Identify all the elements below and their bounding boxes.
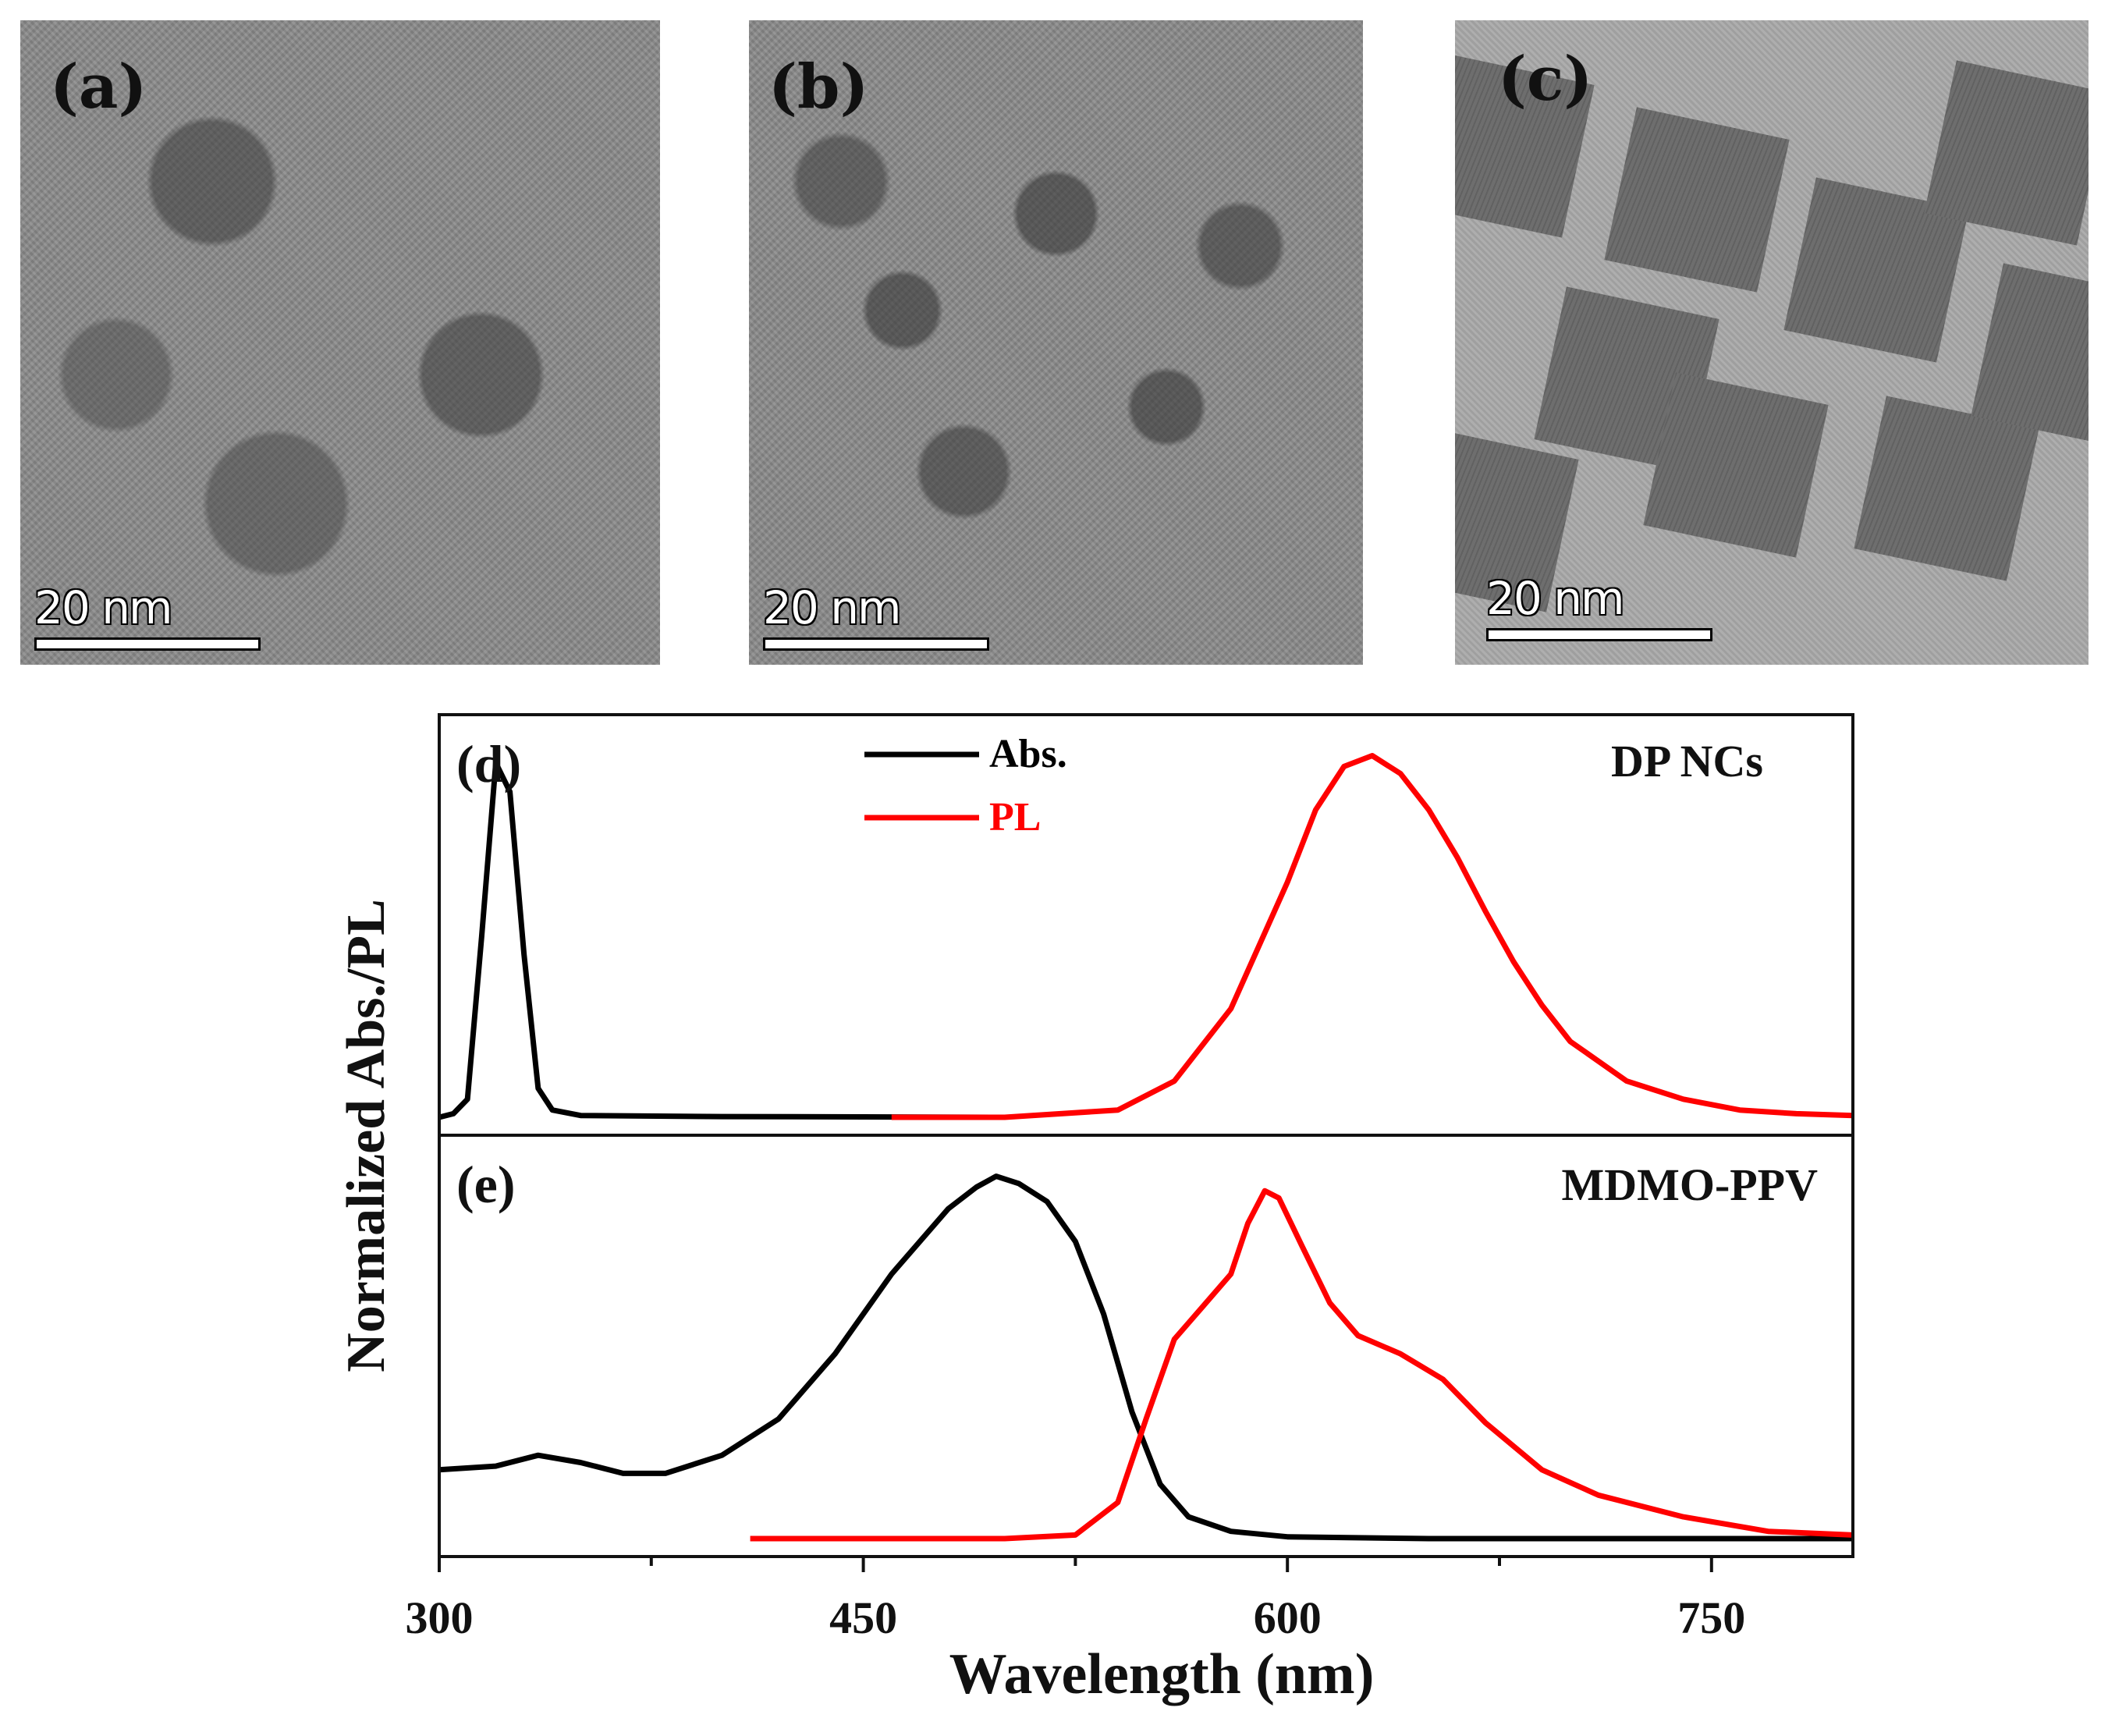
x-tick-label: 300 (406, 1592, 474, 1643)
series-line-d-pl (891, 753, 1854, 1120)
scale-bar-line-c (1486, 628, 1712, 641)
y-axis-label: Normalized Abs./PL (336, 899, 396, 1372)
tem-image-a: (a) 20 nm (20, 20, 660, 665)
tem-image-b: (b) 20 nm (749, 20, 1363, 665)
panel-label-b: (b) (768, 51, 869, 122)
scale-bar-text-b: 20 nm (763, 581, 902, 634)
series-line-d-abs (438, 760, 1005, 1120)
scale-bar-c: 20 nm (1486, 572, 1712, 641)
x-tick-label: 450 (829, 1592, 897, 1643)
x-axis-label: Wavelength (nm) (949, 1642, 1375, 1706)
x-tick-label: 600 (1254, 1592, 1322, 1643)
series-line-e-abs (438, 1173, 1853, 1542)
tem-image-c: (c) 20 nm (1455, 20, 2088, 665)
series-line-e-pl (750, 1188, 1854, 1542)
scale-bar-a: 20 nm (34, 581, 261, 651)
scale-bar-line-b (763, 637, 989, 651)
legend-label-pl: PL (989, 795, 1041, 840)
scale-bar-text-a: 20 nm (34, 581, 173, 634)
panel-label-a: (a) (50, 51, 147, 122)
panel-label-e: (e) (456, 1155, 515, 1214)
panel-label-d: (d) (456, 734, 521, 793)
legend-label-abs: Abs. (989, 732, 1067, 776)
scale-bar-line-a (34, 637, 261, 651)
panel-title-e: MDMO-PPV (1561, 1159, 1818, 1210)
panel-title-d: DP NCs (1611, 736, 1763, 786)
scale-bar-text-c: 20 nm (1486, 572, 1625, 625)
panel-label-c: (c) (1498, 44, 1593, 115)
scale-bar-b: 20 nm (763, 581, 989, 651)
x-tick-label: 750 (1677, 1592, 1745, 1643)
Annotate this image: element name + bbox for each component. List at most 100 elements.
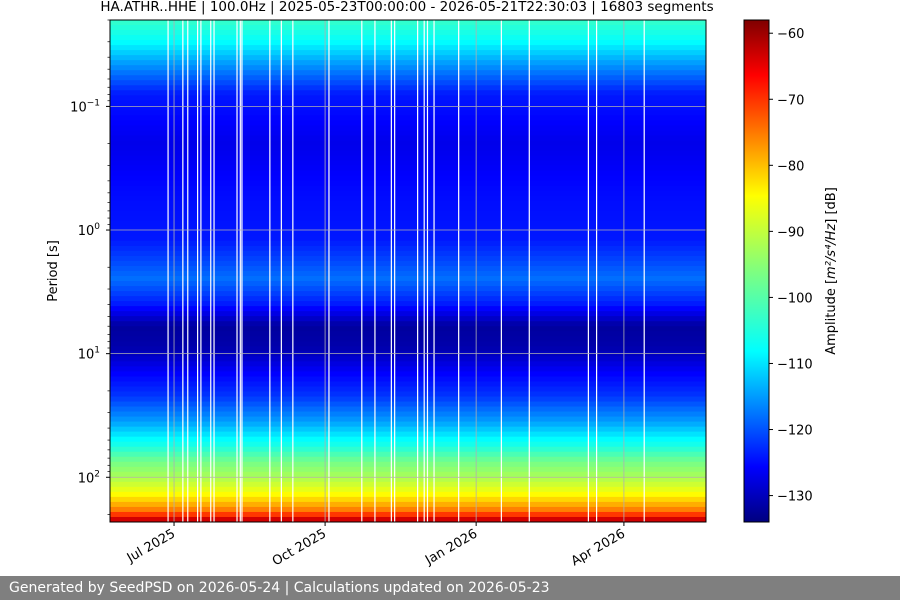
============
▸ **Written exercise**:
Render every line of the listing above as a Markdown table with the columns Row and Entry, numbering the rows and skipping blank lines. Leave the pictures out.

▸ **Response to this exercise**:
| Row | Entry |
|---|---|
| 1 | Identify all the elements below and their bounding boxes. |
| 2 | x-tick-label: 300 (406, 1592, 474, 1643) |
| 3 | series-line-d-pl (891, 753, 1854, 1120) |
| 4 | scale-bar-line-c (1486, 628, 1712, 641) |
| 5 | y-axis-label: Normalized Abs./PL (336, 899, 396, 1372) |
| 6 | tem-image-a: (a) 20 nm (20, 20, 660, 665) |
| 7 | tem-image-b: (b) 20 nm (749, 20, 1363, 665) |
| 8 | panel-label-b: (b) (768, 51, 869, 122) |
| 9 | scale-bar-text-b: 20 nm (763, 581, 902, 634) |
| 10 | series-line-d-abs (438, 760, 1005, 1120) |
| 11 | scale-bar-c: 20 nm (1486, 572, 1712, 641) |
| 12 | x-tick-label: 450 (829, 1592, 897, 1643) |
| 13 | x-axis-label: Wavelength (nm) (949, 1642, 1375, 1706) |
| 14 | x-tick-label: 600 (1254, 1592, 1322, 1643) |
| 15 | series-line-e-abs (438, 1173, 1853, 1542) |
| 16 | tem-image-c: (c) 20 nm (1455, 20, 2088, 665) |
| 17 | series-line-e-pl (750, 1188, 1854, 1542) |
| 18 | scale-bar-a: 20 nm (34, 581, 261, 651) |
| 19 | scale-bar-line-b (763, 637, 989, 651) |
| 20 | legend-label-pl: PL (989, 795, 1041, 840) |
| 21 | scale-bar-text-a: 20 nm (34, 581, 173, 634) |
| 22 | panel-label-a: (a) (50, 51, 147, 122) |
| 23 | panel-label-e: (e) (456, 1155, 515, 1214) |
| 24 | panel-label-d: (d) (456, 734, 521, 793) |
| 25 | legend-label-abs: Abs. (989, 732, 1067, 776) |
| 26 | scale-bar-line-a (34, 637, 261, 651) |
| 27 | panel-title-e: MDMO-PPV (1561, 1159, 1818, 1210) |
| 28 | panel-title-d: DP NCs (1611, 736, 1763, 786) |
| 29 | scale-bar-text-c: 20 nm (1486, 572, 1625, 625) |
| 30 | panel-label-c: (c) (1498, 44, 1593, 115) |
| 31 | scale-bar-b: 20 nm (763, 581, 989, 651) |
| 32 | x-tick-label: 750 (1677, 1592, 1745, 1643) |
| 33 | Annotate this image: element name + bbox for each component. List at most 100 elements. |